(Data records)
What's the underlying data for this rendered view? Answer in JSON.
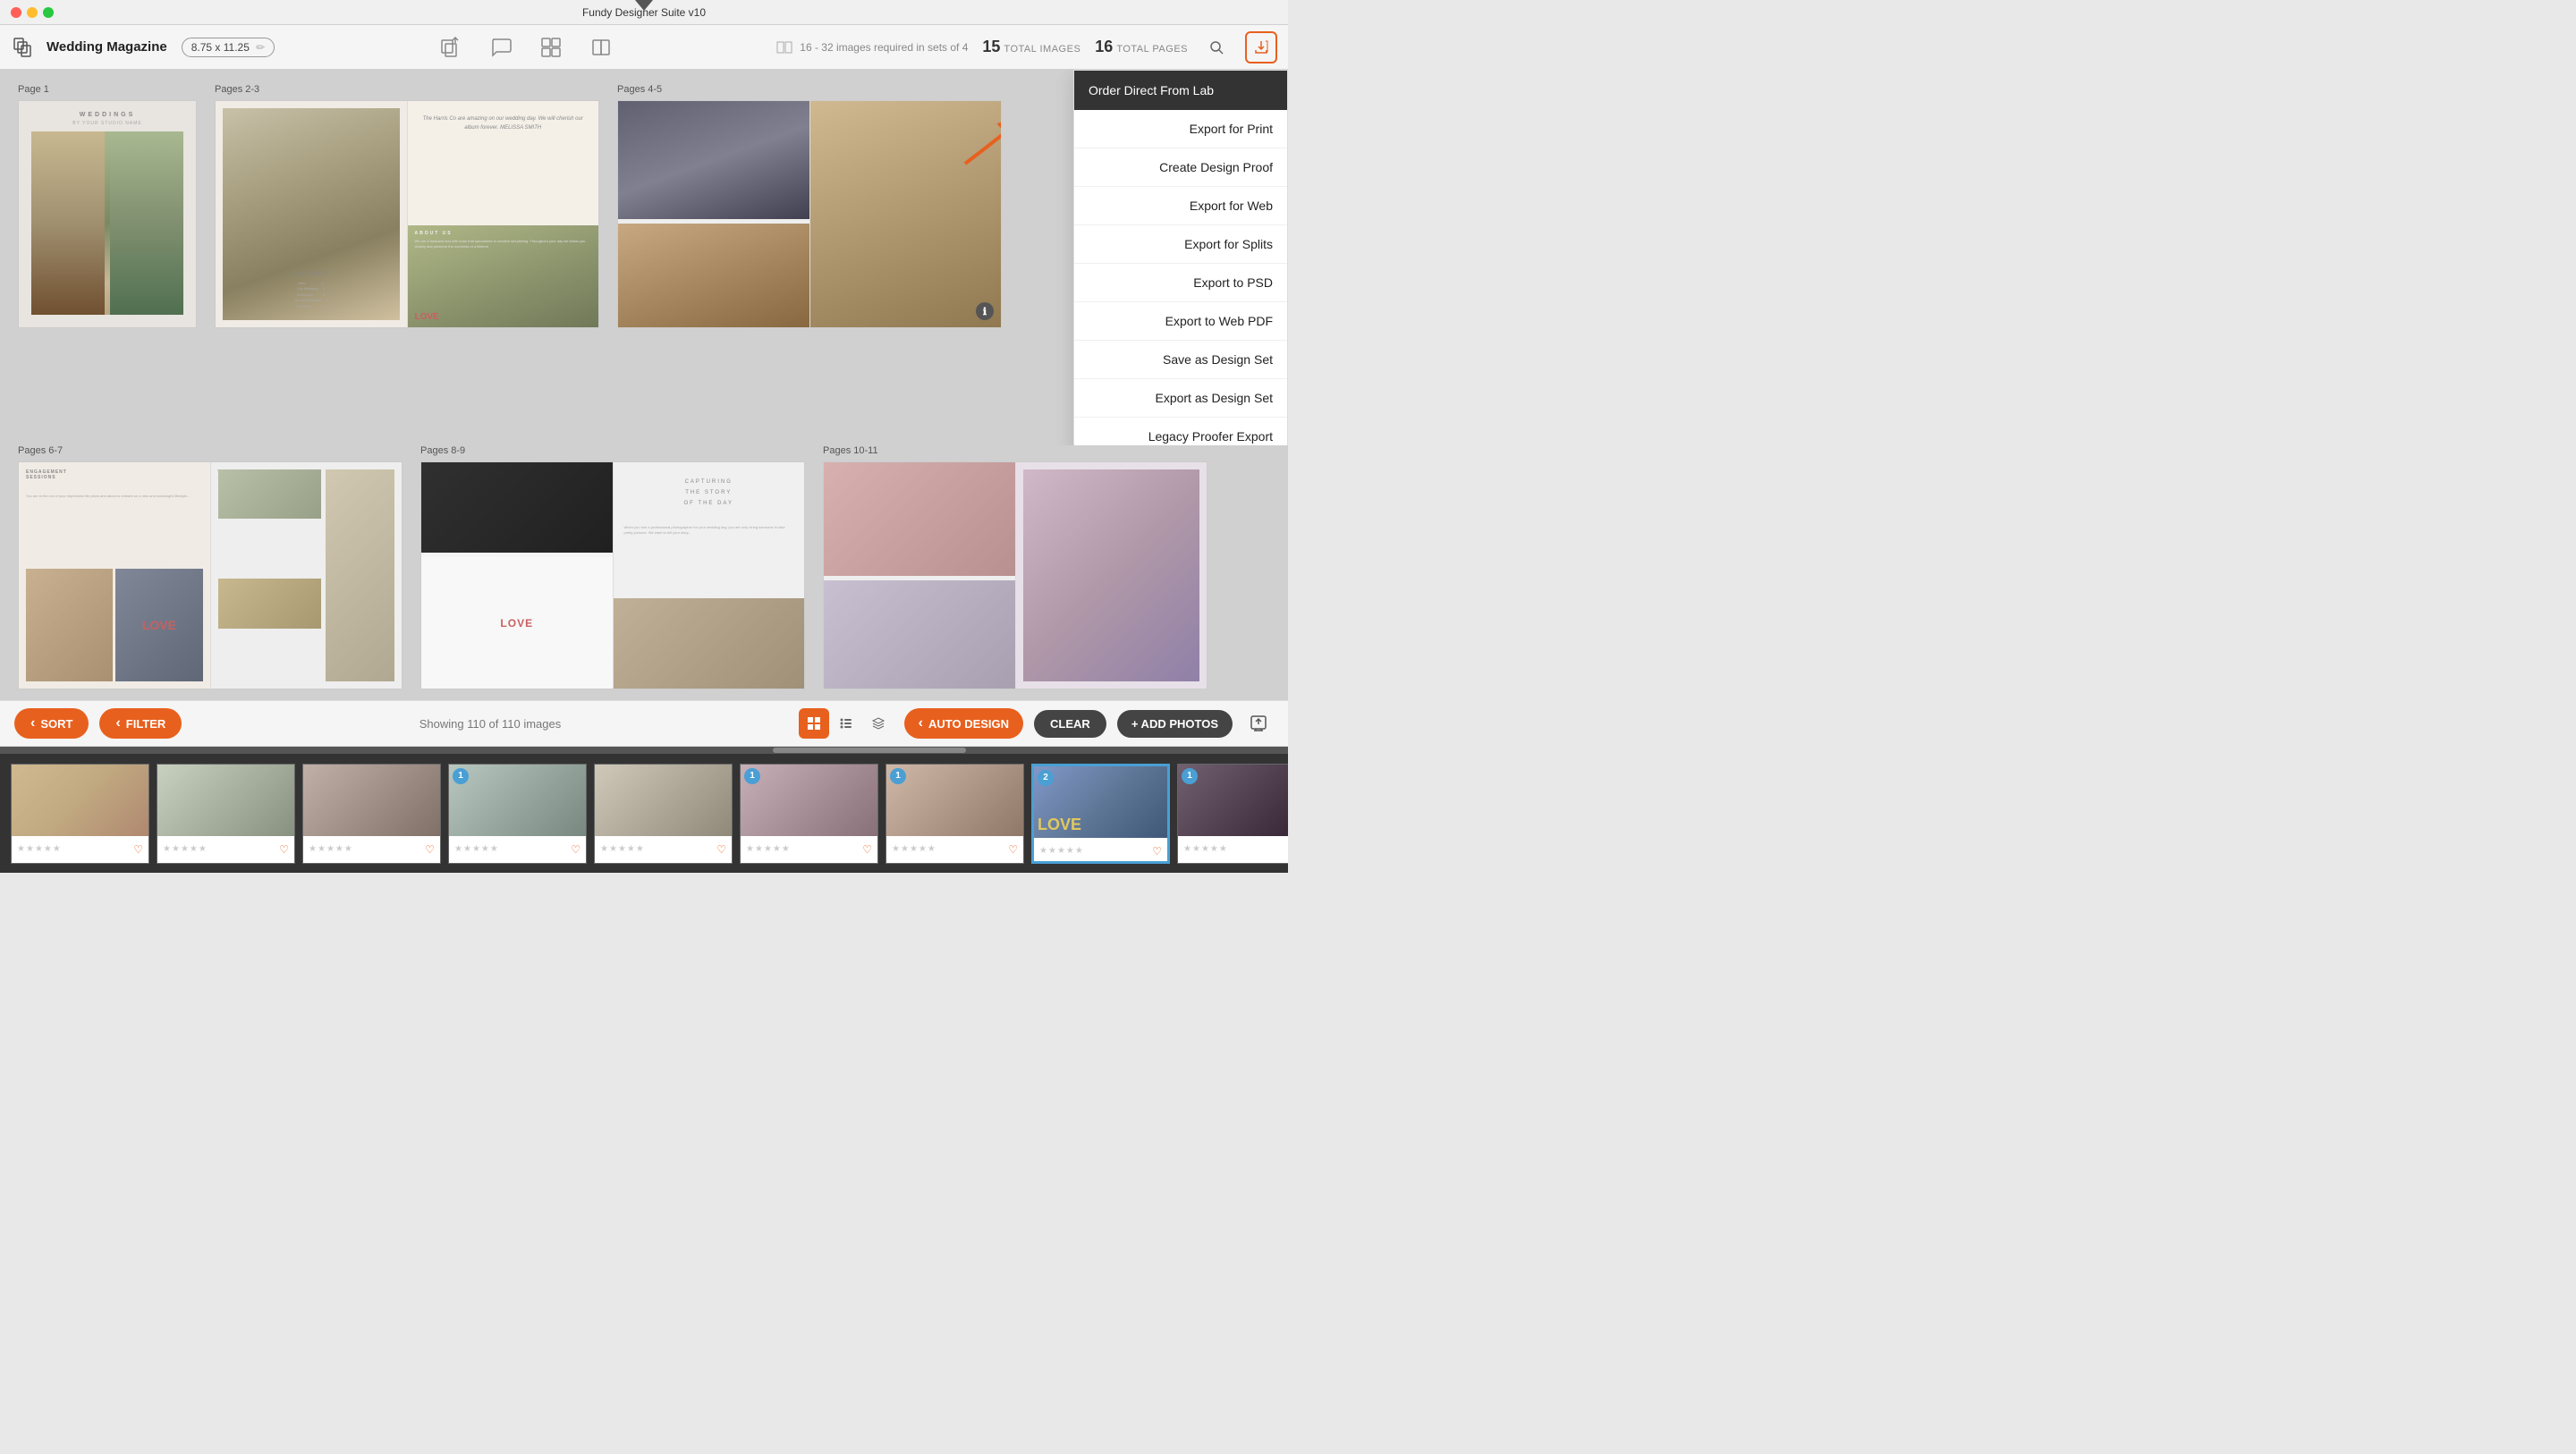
{
  "app": {
    "title": "Fundy Designer Suite v10"
  },
  "titlebar": {
    "close": "close",
    "minimize": "minimize",
    "maximize": "maximize"
  },
  "toolbar": {
    "project_name": "Wedding Magazine",
    "size_label": "8.75 x 11.25",
    "images_req": "16 - 32 images required in sets of 4",
    "total_images_num": "15",
    "total_images_label": "TOTAL IMAGES",
    "total_pages_num": "16",
    "total_pages_label": "TOTAL PAGES"
  },
  "export_menu": {
    "order_label": "Order Direct From Lab",
    "items": [
      "Export for Print",
      "Create Design Proof",
      "Export for Web",
      "Export for Splits",
      "Export to PSD",
      "Export to Web PDF",
      "Save as Design Set",
      "Export as Design Set",
      "Legacy Proofer Export"
    ]
  },
  "pages": [
    {
      "label": "Page 1"
    },
    {
      "label": "Pages 2-3"
    },
    {
      "label": "Pages 4-5"
    },
    {
      "label": "Pages 6-7"
    },
    {
      "label": "Pages 8-9"
    },
    {
      "label": "Pages 10-11"
    }
  ],
  "bottom_controls": {
    "sort_label": "SORT",
    "filter_label": "FILTER",
    "showing_text": "Showing 110 of 110 images",
    "auto_design_label": "AUTO DESIGN",
    "clear_label": "CLEAR",
    "add_photos_label": "+ ADD PHOTOS"
  },
  "photo_strip": {
    "items": [
      {
        "id": 1,
        "badge": null,
        "selected": false
      },
      {
        "id": 2,
        "badge": null,
        "selected": false
      },
      {
        "id": 3,
        "badge": null,
        "selected": false
      },
      {
        "id": 4,
        "badge": "1",
        "selected": false
      },
      {
        "id": 5,
        "badge": null,
        "selected": false
      },
      {
        "id": 6,
        "badge": "1",
        "selected": false
      },
      {
        "id": 7,
        "badge": "1",
        "selected": false
      },
      {
        "id": 8,
        "badge": "2",
        "selected": true
      },
      {
        "id": 9,
        "badge": "1",
        "selected": false
      }
    ]
  }
}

-- WHAT YOU SHOULD DO --
The entries above should be reproduced exactly, without their pictures.

-- EXERCISE SOLUTION --
What's the underlying data for this rendered view? Answer in JSON.
{
  "app": {
    "title": "Fundy Designer Suite v10"
  },
  "titlebar": {
    "close": "close",
    "minimize": "minimize",
    "maximize": "maximize"
  },
  "toolbar": {
    "project_name": "Wedding Magazine",
    "size_label": "8.75 x 11.25",
    "images_req": "16 - 32 images required in sets of 4",
    "total_images_num": "15",
    "total_images_label": "TOTAL IMAGES",
    "total_pages_num": "16",
    "total_pages_label": "TOTAL PAGES"
  },
  "export_menu": {
    "order_label": "Order Direct From Lab",
    "items": [
      "Export for Print",
      "Create Design Proof",
      "Export for Web",
      "Export for Splits",
      "Export to PSD",
      "Export to Web PDF",
      "Save as Design Set",
      "Export as Design Set",
      "Legacy Proofer Export"
    ]
  },
  "pages": [
    {
      "label": "Page 1"
    },
    {
      "label": "Pages 2-3"
    },
    {
      "label": "Pages 4-5"
    },
    {
      "label": "Pages 6-7"
    },
    {
      "label": "Pages 8-9"
    },
    {
      "label": "Pages 10-11"
    }
  ],
  "bottom_controls": {
    "sort_label": "SORT",
    "filter_label": "FILTER",
    "showing_text": "Showing 110 of 110 images",
    "auto_design_label": "AUTO DESIGN",
    "clear_label": "CLEAR",
    "add_photos_label": "+ ADD PHOTOS"
  },
  "photo_strip": {
    "items": [
      {
        "id": 1,
        "badge": null,
        "selected": false
      },
      {
        "id": 2,
        "badge": null,
        "selected": false
      },
      {
        "id": 3,
        "badge": null,
        "selected": false
      },
      {
        "id": 4,
        "badge": "1",
        "selected": false
      },
      {
        "id": 5,
        "badge": null,
        "selected": false
      },
      {
        "id": 6,
        "badge": "1",
        "selected": false
      },
      {
        "id": 7,
        "badge": "1",
        "selected": false
      },
      {
        "id": 8,
        "badge": "2",
        "selected": true
      },
      {
        "id": 9,
        "badge": "1",
        "selected": false
      }
    ]
  }
}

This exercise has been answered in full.